Can you render the lines starting at the one containing "UI element localization: list" and ending at the one containing "x-tick-label: -1 [168,651,179,665]" as a Markdown table, omitting blank lines, with a "Row" column for the row number and a "Line" column for the line?
---------- RECORDS PROVIDED ----------
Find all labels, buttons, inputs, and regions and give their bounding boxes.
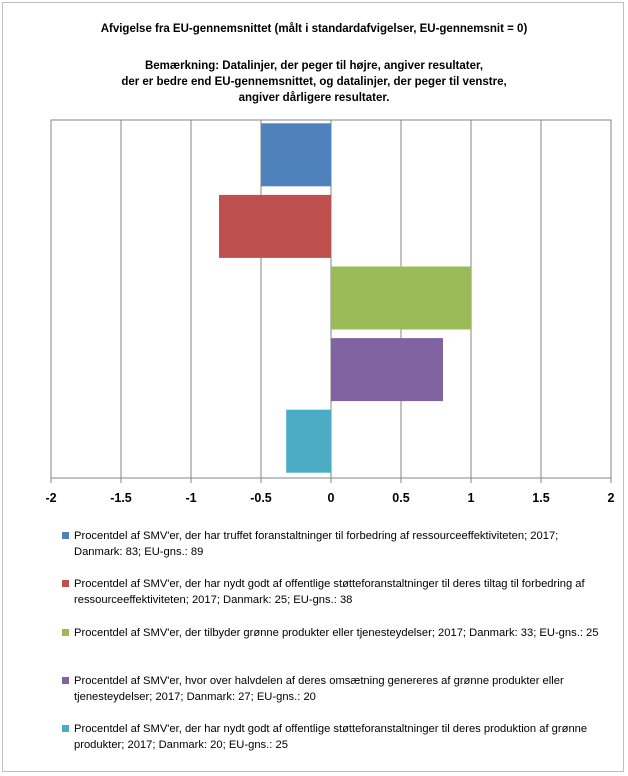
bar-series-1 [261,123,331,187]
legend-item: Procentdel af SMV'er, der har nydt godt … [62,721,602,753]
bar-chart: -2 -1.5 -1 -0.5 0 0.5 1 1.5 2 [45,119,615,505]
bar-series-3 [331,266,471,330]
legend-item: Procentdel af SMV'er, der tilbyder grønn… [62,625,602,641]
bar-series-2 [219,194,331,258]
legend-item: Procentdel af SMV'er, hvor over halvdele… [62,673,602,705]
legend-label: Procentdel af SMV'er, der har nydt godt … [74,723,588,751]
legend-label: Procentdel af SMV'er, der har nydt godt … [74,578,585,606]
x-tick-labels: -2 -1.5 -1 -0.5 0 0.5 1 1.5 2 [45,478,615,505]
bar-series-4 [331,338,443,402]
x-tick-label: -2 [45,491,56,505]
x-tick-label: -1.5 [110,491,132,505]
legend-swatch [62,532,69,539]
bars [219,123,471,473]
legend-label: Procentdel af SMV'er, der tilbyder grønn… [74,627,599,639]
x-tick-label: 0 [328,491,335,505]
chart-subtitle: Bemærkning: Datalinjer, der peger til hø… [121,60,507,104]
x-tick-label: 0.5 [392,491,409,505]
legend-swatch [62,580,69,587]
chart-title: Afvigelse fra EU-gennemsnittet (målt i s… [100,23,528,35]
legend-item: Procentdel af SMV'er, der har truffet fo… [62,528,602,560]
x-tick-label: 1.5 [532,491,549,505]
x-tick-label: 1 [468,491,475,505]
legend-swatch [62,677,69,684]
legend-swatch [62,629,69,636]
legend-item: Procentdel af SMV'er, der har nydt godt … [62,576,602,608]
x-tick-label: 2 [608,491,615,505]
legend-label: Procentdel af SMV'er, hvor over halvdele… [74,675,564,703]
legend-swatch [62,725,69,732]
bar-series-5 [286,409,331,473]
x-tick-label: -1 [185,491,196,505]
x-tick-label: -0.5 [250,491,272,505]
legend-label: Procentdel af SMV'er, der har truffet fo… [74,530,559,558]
----------
---------- RECORDS PROVIDED ----------
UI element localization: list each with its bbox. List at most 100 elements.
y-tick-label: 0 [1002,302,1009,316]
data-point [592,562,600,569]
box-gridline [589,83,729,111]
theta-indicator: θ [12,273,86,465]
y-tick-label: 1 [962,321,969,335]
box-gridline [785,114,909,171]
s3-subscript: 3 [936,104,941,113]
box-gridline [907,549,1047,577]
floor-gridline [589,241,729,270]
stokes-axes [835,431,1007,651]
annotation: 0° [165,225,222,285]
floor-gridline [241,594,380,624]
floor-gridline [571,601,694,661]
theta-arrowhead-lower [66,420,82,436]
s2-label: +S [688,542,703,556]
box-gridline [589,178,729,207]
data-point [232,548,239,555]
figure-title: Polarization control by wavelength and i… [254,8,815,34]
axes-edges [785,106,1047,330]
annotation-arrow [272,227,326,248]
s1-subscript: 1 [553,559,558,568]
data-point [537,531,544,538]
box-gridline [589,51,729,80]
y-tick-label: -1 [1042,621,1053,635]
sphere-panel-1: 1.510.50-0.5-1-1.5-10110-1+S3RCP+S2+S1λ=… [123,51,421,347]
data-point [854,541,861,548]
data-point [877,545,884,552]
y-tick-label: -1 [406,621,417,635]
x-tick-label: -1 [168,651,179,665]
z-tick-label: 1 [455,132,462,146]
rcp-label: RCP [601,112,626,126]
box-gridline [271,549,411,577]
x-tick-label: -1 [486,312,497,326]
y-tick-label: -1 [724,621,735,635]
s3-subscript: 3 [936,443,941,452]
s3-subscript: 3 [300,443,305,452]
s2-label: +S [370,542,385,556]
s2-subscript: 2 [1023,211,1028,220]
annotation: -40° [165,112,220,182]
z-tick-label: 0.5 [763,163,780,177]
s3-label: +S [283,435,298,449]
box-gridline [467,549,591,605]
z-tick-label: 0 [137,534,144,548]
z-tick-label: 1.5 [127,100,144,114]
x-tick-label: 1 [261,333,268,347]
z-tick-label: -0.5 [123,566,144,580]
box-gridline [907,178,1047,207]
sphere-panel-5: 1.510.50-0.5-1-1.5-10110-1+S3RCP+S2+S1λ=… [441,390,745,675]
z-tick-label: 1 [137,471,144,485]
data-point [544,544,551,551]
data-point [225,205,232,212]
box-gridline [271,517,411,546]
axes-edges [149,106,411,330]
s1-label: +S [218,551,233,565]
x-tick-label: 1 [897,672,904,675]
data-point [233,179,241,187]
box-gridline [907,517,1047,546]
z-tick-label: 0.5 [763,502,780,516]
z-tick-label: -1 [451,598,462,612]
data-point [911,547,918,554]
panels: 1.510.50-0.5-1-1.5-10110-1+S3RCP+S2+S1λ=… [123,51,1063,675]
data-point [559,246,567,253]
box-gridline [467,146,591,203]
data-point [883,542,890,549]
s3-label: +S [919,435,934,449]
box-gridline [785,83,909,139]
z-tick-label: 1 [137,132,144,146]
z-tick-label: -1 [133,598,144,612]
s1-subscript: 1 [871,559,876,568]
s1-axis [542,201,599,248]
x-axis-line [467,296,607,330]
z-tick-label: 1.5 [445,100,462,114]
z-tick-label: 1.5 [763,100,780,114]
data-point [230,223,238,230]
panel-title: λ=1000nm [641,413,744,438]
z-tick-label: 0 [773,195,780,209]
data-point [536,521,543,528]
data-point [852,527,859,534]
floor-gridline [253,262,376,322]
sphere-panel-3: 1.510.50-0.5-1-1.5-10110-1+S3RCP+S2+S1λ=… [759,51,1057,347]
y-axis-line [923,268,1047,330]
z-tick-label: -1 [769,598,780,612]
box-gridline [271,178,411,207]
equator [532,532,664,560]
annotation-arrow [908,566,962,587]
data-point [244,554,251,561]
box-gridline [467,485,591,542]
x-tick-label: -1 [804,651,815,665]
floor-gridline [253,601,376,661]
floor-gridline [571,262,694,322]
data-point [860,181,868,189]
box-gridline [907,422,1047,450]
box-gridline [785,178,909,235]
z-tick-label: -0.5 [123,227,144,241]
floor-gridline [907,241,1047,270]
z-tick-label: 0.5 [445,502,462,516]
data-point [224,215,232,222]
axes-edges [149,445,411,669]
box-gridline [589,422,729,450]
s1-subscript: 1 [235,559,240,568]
----------
▶ **ANSWER FOR THE TASK**:
| Row | Line |
|---|---|
| 1 | UI element localization: list each with its bbox. List at most 100 elements. |
| 2 | y-tick-label: 0 [1002,302,1009,316] |
| 3 | data-point [592,562,600,569] |
| 4 | box-gridline [589,83,729,111] |
| 5 | theta-indicator: θ [12,273,86,465] |
| 6 | y-tick-label: 1 [962,321,969,335] |
| 7 | box-gridline [785,114,909,171] |
| 8 | s3-subscript: 3 [936,104,941,113] |
| 9 | box-gridline [907,549,1047,577] |
| 10 | floor-gridline [589,241,729,270] |
| 11 | stokes-axes [835,431,1007,651] |
| 12 | annotation: 0° [165,225,222,285] |
| 13 | floor-gridline [241,594,380,624] |
| 14 | floor-gridline [571,601,694,661] |
| 15 | theta-arrowhead-lower [66,420,82,436] |
| 16 | s2-label: +S [688,542,703,556] |
| 17 | box-gridline [589,178,729,207] |
| 18 | data-point [232,548,239,555] |
| 19 | figure-title: Polarization control by wavelength and i… [254,8,815,34] |
| 20 | axes-edges [785,106,1047,330] |
| 21 | annotation-arrow [272,227,326,248] |
| 22 | s1-subscript: 1 [553,559,558,568] |
| 23 | data-point [537,531,544,538] |
| 24 | box-gridline [589,51,729,80] |
| 25 | y-tick-label: -1 [1042,621,1053,635] |
| 26 | sphere-panel-1: 1.510.50-0.5-1-1.5-10110-1+S3RCP+S2+S1λ=… [123,51,421,347] |
| 27 | data-point [854,541,861,548] |
| 28 | data-point [877,545,884,552] |
| 29 | y-tick-label: -1 [406,621,417,635] |
| 30 | x-tick-label: -1 [168,651,179,665] |